Fonte
┄┄┄┄┄┄

A carta 81 é outra excelente fonte de ensinamento estoico. Nela Sêneca resume magnificamente o livro de sua autoria Sobre os Benefícios (De Beneficiis) e explica porque doar e conceder benefícios é mais vantajoso para aquele que dá do que para quem os recebe.
Começa com uma discussão, que segundo ele faltou no livro: Como ponderar uma pessoa que nos concedeu um benefício e depois nos prejudicou. Sêneca diiz:
“…o homem bom será flexível em alcançar um equilíbrio; ele vai permitir que muito seja colocado contra o seu crédito. O lado em que ele se inclinará, a tendência que ele exibirá, é o desejo de estar sob as obrigações do favor, e o desejo de retribuir por isso. Pois qualquer um que receba um benefício mais alegremente do que o retribua está em erro. Tanto quanto aquele que paga é mais alegre do que aquele que pede emprestado, por tanto deve ser mais alegre aquele que se desembaraça da maior dívida – um benefício recebido – do que aquele que incorre nas maiores obrigações…. Um homem é um ingrato se paga um favor sem juros. Portanto, os juros também devem ser ponderados, quando comparar suas receitas e suas despesas.” (LXXXI, 17-18)
Resolvida a questão proposta, Sêneca discorre longamente sobre as vantagens obtidas pelo doador, lançando várias frases de efeito:
- Não há um homem que, quando tenha beneficiado o seu próximo, não se tenha beneficiado; §19
- o prêmio de uma boa ação é tê-la praticado. §19
- A maldade torna os homens infelizes e a virtude torna os homens abençoados; §21
- O próprio mal bebe a maior parte de seu próprio veneno: §22
- O que é mais miserável do que um homem que esquece seus lucros e se apega a seus prejuízos? §23
Conclui a carta alertando do risco de se conceder benefícios para pessoas ingratas. Segundo Sêneca um ingrato sente-se humilhado por ter recebido benefício fará tudo para se eximir da retribuição:
“Nossa loucura é tão ampla que é uma coisa muito perigosa conferir grandes benefícios a uma pessoa; pois só porque ele pensa que é vergonhoso não pagar, então ele não deixará vivo ninguém a quem ele deva pagar. ” (LXXXI, 32)
A carta é longa mais vale a leitura integral!
Imagem: Afresco Festa familiar em Pompeia, Museo Archeologico Nazionale di Napoli
Saudações
de Sêneca a Lucílio.
1. Você se
queixa de ter encontrado com uma pessoa ingrata. Se esta é a sua primeira
experiência desse tipo, você deve agradecer a sua boa sorte ou a sua cautela.
Neste caso, entretanto, o cuidado não pode fazer nada além de torná-lo pouco
generoso. Pois se quiser evitar tal perigo, não vai conferir benefícios; e assim,
que os benefícios não possam ser perdidos com outro homem, eles serão perdidos
para si mesmo. É melhor, porém, obter nenhum retorno do que não conferir
benefícios. Mesmo depois de uma colheita ruim deve-se semear de novo; pois
muitas vezes as perdas devidas à aridez contínua de um solo improdutivo são
compensadas por um ano de fertilidade.

┄┄┄┄┄┄

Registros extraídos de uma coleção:
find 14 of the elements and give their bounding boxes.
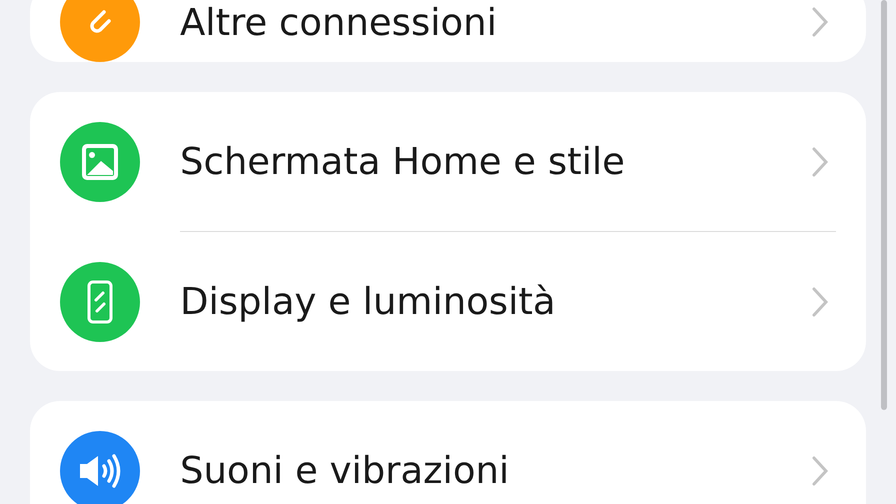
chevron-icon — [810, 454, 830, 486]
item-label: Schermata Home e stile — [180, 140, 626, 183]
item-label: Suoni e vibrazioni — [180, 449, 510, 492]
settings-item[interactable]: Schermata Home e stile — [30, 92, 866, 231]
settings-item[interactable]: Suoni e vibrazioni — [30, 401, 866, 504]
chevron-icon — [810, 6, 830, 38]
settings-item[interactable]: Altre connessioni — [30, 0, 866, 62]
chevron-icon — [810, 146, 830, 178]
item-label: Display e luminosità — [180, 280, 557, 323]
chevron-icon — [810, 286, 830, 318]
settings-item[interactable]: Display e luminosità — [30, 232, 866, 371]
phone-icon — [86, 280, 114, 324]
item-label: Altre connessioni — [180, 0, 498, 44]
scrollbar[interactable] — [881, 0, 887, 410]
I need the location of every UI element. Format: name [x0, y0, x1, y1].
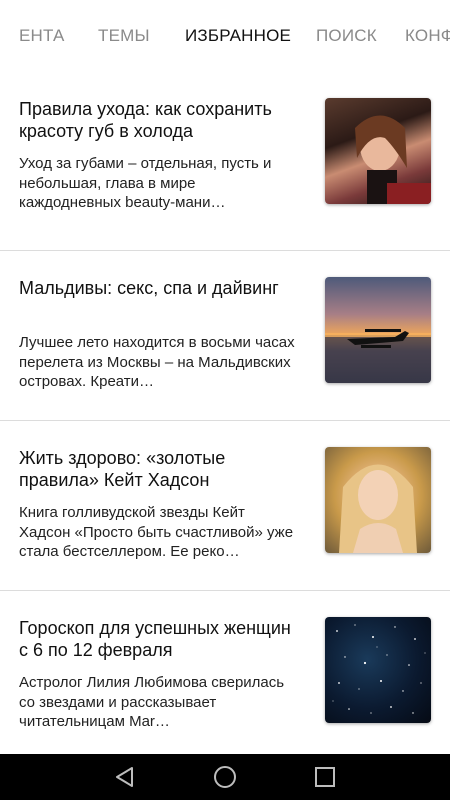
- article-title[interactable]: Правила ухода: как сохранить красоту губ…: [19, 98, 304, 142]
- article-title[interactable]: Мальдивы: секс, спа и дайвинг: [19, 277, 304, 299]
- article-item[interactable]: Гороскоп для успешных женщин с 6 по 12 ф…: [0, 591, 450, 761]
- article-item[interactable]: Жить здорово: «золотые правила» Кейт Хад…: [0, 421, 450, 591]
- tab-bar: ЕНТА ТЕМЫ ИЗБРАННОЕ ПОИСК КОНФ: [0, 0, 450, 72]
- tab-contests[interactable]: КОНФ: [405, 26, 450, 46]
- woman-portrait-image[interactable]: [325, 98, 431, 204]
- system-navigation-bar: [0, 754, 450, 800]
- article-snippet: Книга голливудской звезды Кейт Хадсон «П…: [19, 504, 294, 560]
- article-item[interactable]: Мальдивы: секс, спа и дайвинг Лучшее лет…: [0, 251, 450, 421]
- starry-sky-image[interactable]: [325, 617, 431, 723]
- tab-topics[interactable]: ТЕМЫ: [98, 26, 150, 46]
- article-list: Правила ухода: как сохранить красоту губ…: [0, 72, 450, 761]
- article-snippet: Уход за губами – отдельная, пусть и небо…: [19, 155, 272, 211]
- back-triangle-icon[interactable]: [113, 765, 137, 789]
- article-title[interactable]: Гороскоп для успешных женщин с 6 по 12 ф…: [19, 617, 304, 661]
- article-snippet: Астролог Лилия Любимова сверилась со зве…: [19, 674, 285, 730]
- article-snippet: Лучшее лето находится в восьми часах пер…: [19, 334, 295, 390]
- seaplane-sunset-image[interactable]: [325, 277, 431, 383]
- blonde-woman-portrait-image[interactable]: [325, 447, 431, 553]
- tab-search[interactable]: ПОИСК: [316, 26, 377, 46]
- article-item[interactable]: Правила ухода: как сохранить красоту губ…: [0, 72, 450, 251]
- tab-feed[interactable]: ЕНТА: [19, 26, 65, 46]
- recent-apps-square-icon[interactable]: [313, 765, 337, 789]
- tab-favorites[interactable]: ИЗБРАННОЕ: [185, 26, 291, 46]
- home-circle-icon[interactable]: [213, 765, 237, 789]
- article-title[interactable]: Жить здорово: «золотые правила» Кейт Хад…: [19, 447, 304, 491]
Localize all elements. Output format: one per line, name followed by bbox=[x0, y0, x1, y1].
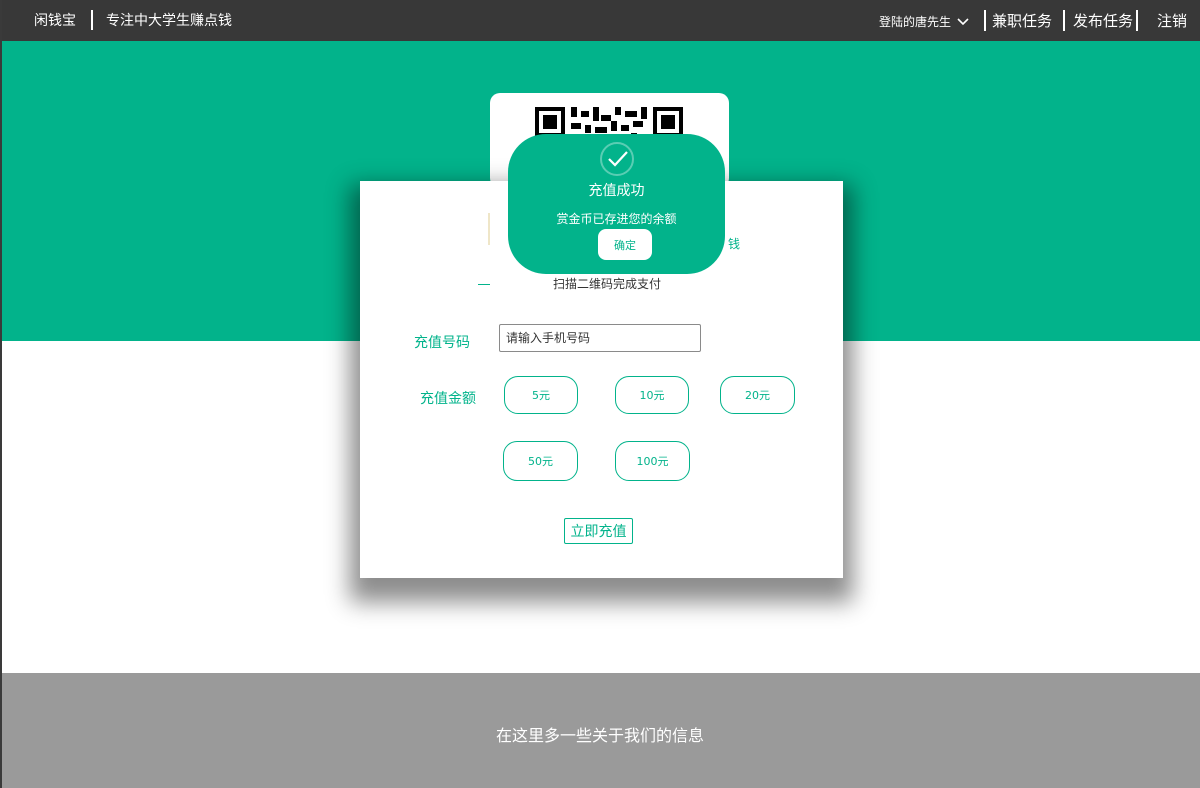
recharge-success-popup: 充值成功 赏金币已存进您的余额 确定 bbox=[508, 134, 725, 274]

┄┄┄┄┄┄

Enunciado da tarefa
Transcreva do texto sobre a carta 81 de Sêneca o trecho que começa nas palavras "Neste caso, entretanto, o" e termina depois de "ano de fertilidade.".

Resolução da tarefa
Neste caso, entretanto, o cuidado não pode fazer nada além de torná-lo pouco
generoso. Pois se quiser evitar tal perigo, não vai conferir benefícios; e assim,
que os benefícios não possam ser perdidos com outro homem, eles serão perdidos
para si mesmo. É melhor, porém, obter nenhum retorno do que não conferir
benefícios. Mesmo depois de uma colheita ruim deve-se semear de novo; pois
muitas vezes as perdas devidas à aridez contínua de um solo improdutivo são
compensadas por um ano de fertilidade.